- **STORED RECORDS**:
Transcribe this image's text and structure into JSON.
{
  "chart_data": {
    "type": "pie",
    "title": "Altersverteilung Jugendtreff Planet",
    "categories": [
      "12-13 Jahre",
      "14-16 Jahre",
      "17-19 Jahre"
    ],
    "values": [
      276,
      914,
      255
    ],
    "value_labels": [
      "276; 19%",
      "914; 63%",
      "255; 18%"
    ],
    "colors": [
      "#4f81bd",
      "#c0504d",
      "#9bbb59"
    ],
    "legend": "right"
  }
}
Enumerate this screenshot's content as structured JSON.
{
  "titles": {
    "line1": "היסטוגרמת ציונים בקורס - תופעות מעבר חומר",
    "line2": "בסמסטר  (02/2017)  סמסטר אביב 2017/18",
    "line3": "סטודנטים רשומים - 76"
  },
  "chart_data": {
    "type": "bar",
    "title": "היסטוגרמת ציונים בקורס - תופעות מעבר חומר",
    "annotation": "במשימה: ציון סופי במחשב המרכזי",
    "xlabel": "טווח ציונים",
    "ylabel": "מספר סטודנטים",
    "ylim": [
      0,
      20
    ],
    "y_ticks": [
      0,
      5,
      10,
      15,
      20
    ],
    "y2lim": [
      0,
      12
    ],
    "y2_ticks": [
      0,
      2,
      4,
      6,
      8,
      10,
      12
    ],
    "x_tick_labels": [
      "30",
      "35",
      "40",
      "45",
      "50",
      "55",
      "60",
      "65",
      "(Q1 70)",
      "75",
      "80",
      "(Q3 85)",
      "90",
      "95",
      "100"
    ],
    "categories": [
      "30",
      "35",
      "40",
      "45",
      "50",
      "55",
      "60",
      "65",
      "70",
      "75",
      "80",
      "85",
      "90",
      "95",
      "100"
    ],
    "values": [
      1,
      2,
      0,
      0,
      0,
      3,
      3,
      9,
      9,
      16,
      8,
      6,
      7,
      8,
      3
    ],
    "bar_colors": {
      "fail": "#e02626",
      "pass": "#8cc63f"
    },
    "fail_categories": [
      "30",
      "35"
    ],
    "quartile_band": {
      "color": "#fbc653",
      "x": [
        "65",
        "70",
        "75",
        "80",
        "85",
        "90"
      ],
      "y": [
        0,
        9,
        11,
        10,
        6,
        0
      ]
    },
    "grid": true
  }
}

- **GOAL**: Each record must be returned exactly as it is written.

- **SOLUTION TO THIS TASK**:
Transcribe this image's text and structure into JSON.
{
  "chart_data": {
    "type": "pie",
    "title": "Altersverteilung Jugendtreff Planet",
    "categories": [
      "12-13 Jahre",
      "14-16 Jahre",
      "17-19 Jahre"
    ],
    "values": [
      276,
      914,
      255
    ],
    "value_labels": [
      "276; 19%",
      "914; 63%",
      "255; 18%"
    ],
    "colors": [
      "#4f81bd",
      "#c0504d",
      "#9bbb59"
    ],
    "legend": "right"
  }
}
Enumerate this screenshot's content as structured JSON.
{
  "titles": {
    "line1": "היסטוגרמת ציונים בקורס - תופעות מעבר חומר",
    "line2": "בסמסטר  (02/2017)  סמסטר אביב 2017/18",
    "line3": "סטודנטים רשומים - 76"
  },
  "chart_data": {
    "type": "bar",
    "title": "היסטוגרמת ציונים בקורס - תופעות מעבר חומר",
    "annotation": "במשימה: ציון סופי במחשב המרכזי",
    "xlabel": "טווח ציונים",
    "ylabel": "מספר סטודנטים",
    "ylim": [
      0,
      20
    ],
    "y_ticks": [
      0,
      5,
      10,
      15,
      20
    ],
    "y2lim": [
      0,
      12
    ],
    "y2_ticks": [
      0,
      2,
      4,
      6,
      8,
      10,
      12
    ],
    "x_tick_labels": [
      "30",
      "35",
      "40",
      "45",
      "50",
      "55",
      "60",
      "65",
      "(Q1 70)",
      "75",
      "80",
      "(Q3 85)",
      "90",
      "95",
      "100"
    ],
    "categories": [
      "30",
      "35",
      "40",
      "45",
      "50",
      "55",
      "60",
      "65",
      "70",
      "75",
      "80",
      "85",
      "90",
      "95",
      "100"
    ],
    "values": [
      1,
      2,
      0,
      0,
      0,
      3,
      3,
      9,
      9,
      16,
      8,
      6,
      7,
      8,
      3
    ],
    "bar_colors": {
      "fail": "#e02626",
      "pass": "#8cc63f"
    },
    "fail_categories": [
      "30",
      "35"
    ],
    "quartile_band": {
      "color": "#fbc653",
      "x": [
        "65",
        "70",
        "75",
        "80",
        "85",
        "90"
      ],
      "y": [
        0,
        9,
        11,
        10,
        6,
        0
      ]
    },
    "grid": true
  }
}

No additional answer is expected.